Exercise objective:
Your task is to write out the complete listing exactly as it is shown.
-- Material for the task start --
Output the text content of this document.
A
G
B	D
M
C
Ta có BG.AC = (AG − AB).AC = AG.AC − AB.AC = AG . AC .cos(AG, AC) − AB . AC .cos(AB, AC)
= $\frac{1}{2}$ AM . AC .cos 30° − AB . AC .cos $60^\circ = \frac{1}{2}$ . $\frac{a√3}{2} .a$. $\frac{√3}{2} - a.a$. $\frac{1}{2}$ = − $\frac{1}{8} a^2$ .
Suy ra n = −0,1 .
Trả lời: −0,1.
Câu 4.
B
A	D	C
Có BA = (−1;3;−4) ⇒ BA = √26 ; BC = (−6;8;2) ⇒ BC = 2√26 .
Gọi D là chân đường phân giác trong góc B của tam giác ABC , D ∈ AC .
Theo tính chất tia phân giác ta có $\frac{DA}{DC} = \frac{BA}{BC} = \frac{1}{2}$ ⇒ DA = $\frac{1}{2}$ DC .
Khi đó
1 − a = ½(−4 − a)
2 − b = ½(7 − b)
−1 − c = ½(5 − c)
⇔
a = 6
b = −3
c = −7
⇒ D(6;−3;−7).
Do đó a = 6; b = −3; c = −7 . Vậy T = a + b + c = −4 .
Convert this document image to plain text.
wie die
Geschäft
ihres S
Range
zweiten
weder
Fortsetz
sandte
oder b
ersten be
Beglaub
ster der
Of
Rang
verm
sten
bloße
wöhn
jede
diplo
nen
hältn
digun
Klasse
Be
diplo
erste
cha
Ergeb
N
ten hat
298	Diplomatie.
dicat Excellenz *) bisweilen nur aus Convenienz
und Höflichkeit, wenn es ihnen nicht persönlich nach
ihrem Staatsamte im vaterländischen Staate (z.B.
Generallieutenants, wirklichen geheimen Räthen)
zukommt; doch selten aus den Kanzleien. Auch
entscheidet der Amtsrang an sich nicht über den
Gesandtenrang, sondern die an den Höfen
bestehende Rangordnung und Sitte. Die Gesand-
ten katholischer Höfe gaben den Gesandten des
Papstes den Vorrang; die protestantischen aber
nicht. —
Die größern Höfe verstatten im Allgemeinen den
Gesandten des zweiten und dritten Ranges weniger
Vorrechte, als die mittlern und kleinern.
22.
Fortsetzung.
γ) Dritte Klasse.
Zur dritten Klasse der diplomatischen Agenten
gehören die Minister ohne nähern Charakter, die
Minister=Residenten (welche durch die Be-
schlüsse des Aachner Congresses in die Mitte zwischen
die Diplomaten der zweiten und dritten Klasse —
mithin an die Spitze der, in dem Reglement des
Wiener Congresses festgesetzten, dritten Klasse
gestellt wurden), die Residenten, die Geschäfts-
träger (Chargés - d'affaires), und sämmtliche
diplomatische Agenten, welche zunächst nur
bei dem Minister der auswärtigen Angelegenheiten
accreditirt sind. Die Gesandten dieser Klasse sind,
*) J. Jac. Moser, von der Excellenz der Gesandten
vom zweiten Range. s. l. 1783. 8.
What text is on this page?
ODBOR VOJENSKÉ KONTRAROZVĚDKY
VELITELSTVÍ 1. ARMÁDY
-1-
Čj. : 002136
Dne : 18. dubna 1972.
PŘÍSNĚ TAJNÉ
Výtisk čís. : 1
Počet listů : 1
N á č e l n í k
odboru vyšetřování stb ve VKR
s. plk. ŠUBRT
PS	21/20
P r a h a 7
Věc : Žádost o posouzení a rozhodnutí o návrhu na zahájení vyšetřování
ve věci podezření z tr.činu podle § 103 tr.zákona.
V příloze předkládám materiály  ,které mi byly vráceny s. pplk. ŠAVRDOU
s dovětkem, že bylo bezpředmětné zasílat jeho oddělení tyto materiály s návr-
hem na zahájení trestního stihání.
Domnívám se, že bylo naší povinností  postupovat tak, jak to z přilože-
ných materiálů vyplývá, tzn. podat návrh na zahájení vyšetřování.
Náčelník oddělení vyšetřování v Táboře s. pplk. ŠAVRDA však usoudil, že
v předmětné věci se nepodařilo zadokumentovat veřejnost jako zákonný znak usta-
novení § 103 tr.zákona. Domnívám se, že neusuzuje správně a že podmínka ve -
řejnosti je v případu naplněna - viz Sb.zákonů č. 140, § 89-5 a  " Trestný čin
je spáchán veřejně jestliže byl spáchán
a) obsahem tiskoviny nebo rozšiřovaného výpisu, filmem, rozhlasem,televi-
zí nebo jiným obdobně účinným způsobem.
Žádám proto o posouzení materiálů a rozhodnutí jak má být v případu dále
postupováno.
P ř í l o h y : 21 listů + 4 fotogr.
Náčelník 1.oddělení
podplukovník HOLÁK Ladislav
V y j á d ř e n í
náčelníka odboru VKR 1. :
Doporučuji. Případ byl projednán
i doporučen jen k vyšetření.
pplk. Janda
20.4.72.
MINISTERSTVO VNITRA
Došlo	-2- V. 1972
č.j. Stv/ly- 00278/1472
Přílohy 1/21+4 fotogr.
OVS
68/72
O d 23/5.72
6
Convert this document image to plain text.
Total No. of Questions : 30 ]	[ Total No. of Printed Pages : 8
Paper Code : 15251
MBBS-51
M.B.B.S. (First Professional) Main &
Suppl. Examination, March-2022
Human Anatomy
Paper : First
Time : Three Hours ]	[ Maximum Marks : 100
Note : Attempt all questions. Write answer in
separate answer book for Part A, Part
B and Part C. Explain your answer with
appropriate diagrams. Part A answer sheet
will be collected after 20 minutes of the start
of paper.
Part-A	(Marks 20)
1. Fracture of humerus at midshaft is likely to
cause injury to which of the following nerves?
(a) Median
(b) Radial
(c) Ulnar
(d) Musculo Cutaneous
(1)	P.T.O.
-- Material for the task end --
Exercise output:
Output the text content of this document.
A
G
B	D
M
C
Ta có BG.AC = (AG − AB).AC = AG.AC − AB.AC = AG . AC .cos(AG, AC) − AB . AC .cos(AB, AC)
= $\frac{1}{2}$ AM . AC .cos 30° − AB . AC .cos $60^\circ = \frac{1}{2}$ . $\frac{a√3}{2} .a$. $\frac{√3}{2} - a.a$. $\frac{1}{2}$ = − $\frac{1}{8} a^2$ .
Suy ra n = −0,1 .
Trả lời: −0,1.
Câu 4.
B
A	D	C
Có BA = (−1;3;−4) ⇒ BA = √26 ; BC = (−6;8;2) ⇒ BC = 2√26 .
Gọi D là chân đường phân giác trong góc B của tam giác ABC , D ∈ AC .
Theo tính chất tia phân giác ta có $\frac{DA}{DC} = \frac{BA}{BC} = \frac{1}{2}$ ⇒ DA = $\frac{1}{2}$ DC .
Khi đó
1 − a = ½(−4 − a)
2 − b = ½(7 − b)
−1 − c = ½(5 − c)
⇔
a = 6
b = −3
c = −7
⇒ D(6;−3;−7).
Do đó a = 6; b = −3; c = −7 . Vậy T = a + b + c = −4 .
Convert this document image to plain text.
wie die
Geschäft
ihres S
Range
zweiten
weder
Fortsetz
sandte
oder b
ersten be
Beglaub
ster der
Of
Rang
verm
sten
bloße
wöhn
jede
diplo
nen
hältn
digun
Klasse
Be
diplo
erste
cha
Ergeb
N
ten hat
298	Diplomatie.
dicat Excellenz *) bisweilen nur aus Convenienz
und Höflichkeit, wenn es ihnen nicht persönlich nach
ihrem Staatsamte im vaterländischen Staate (z.B.
Generallieutenants, wirklichen geheimen Räthen)
zukommt; doch selten aus den Kanzleien. Auch
entscheidet der Amtsrang an sich nicht über den
Gesandtenrang, sondern die an den Höfen
bestehende Rangordnung und Sitte. Die Gesand-
ten katholischer Höfe gaben den Gesandten des
Papstes den Vorrang; die protestantischen aber
nicht. —
Die größern Höfe verstatten im Allgemeinen den
Gesandten des zweiten und dritten Ranges weniger
Vorrechte, als die mittlern und kleinern.
22.
Fortsetzung.
γ) Dritte Klasse.
Zur dritten Klasse der diplomatischen Agenten
gehören die Minister ohne nähern Charakter, die
Minister=Residenten (welche durch die Be-
schlüsse des Aachner Congresses in die Mitte zwischen
die Diplomaten der zweiten und dritten Klasse —
mithin an die Spitze der, in dem Reglement des
Wiener Congresses festgesetzten, dritten Klasse
gestellt wurden), die Residenten, die Geschäfts-
träger (Chargés - d'affaires), und sämmtliche
diplomatische Agenten, welche zunächst nur
bei dem Minister der auswärtigen Angelegenheiten
accreditirt sind. Die Gesandten dieser Klasse sind,
*) J. Jac. Moser, von der Excellenz der Gesandten
vom zweiten Range. s. l. 1783. 8.
What text is on this page?
ODBOR VOJENSKÉ KONTRAROZVĚDKY
VELITELSTVÍ 1. ARMÁDY
-1-
Čj. : 002136
Dne : 18. dubna 1972.
PŘÍSNĚ TAJNÉ
Výtisk čís. : 1
Počet listů : 1
N á č e l n í k
odboru vyšetřování stb ve VKR
s. plk. ŠUBRT
PS	21/20
P r a h a 7
Věc : Žádost o posouzení a rozhodnutí o návrhu na zahájení vyšetřování
ve věci podezření z tr.činu podle § 103 tr.zákona.
V příloze předkládám materiály  ,které mi byly vráceny s. pplk. ŠAVRDOU
s dovětkem, že bylo bezpředmětné zasílat jeho oddělení tyto materiály s návr-
hem na zahájení trestního stihání.
Domnívám se, že bylo naší povinností  postupovat tak, jak to z přilože-
ných materiálů vyplývá, tzn. podat návrh na zahájení vyšetřování.
Náčelník oddělení vyšetřování v Táboře s. pplk. ŠAVRDA však usoudil, že
v předmětné věci se nepodařilo zadokumentovat veřejnost jako zákonný znak usta-
novení § 103 tr.zákona. Domnívám se, že neusuzuje správně a že podmínka ve -
řejnosti je v případu naplněna - viz Sb.zákonů č. 140, § 89-5 a  " Trestný čin
je spáchán veřejně jestliže byl spáchán
a) obsahem tiskoviny nebo rozšiřovaného výpisu, filmem, rozhlasem,televi-
zí nebo jiným obdobně účinným způsobem.
Žádám proto o posouzení materiálů a rozhodnutí jak má být v případu dále
postupováno.
P ř í l o h y : 21 listů + 4 fotogr.
Náčelník 1.oddělení
podplukovník HOLÁK Ladislav
V y j á d ř e n í
náčelníka odboru VKR 1. :
Doporučuji. Případ byl projednán
i doporučen jen k vyšetření.
pplk. Janda
20.4.72.
MINISTERSTVO VNITRA
Došlo	-2- V. 1972
č.j. Stv/ly- 00278/1472
Přílohy 1/21+4 fotogr.
OVS
68/72
O d 23/5.72
6
Convert this document image to plain text.
Total No. of Questions : 30 ]	[ Total No. of Printed Pages : 8
Paper Code : 15251
MBBS-51
M.B.B.S. (First Professional) Main &
Suppl. Examination, March-2022
Human Anatomy
Paper : First
Time : Three Hours ]	[ Maximum Marks : 100
Note : Attempt all questions. Write answer in
separate answer book for Part A, Part
B and Part C. Explain your answer with
appropriate diagrams. Part A answer sheet
will be collected after 20 minutes of the start
of paper.
Part-A	(Marks 20)
1. Fracture of humerus at midshaft is likely to
cause injury to which of the following nerves?
(a) Median
(b) Radial
(c) Ulnar
(d) Musculo Cutaneous
(1)	P.T.O.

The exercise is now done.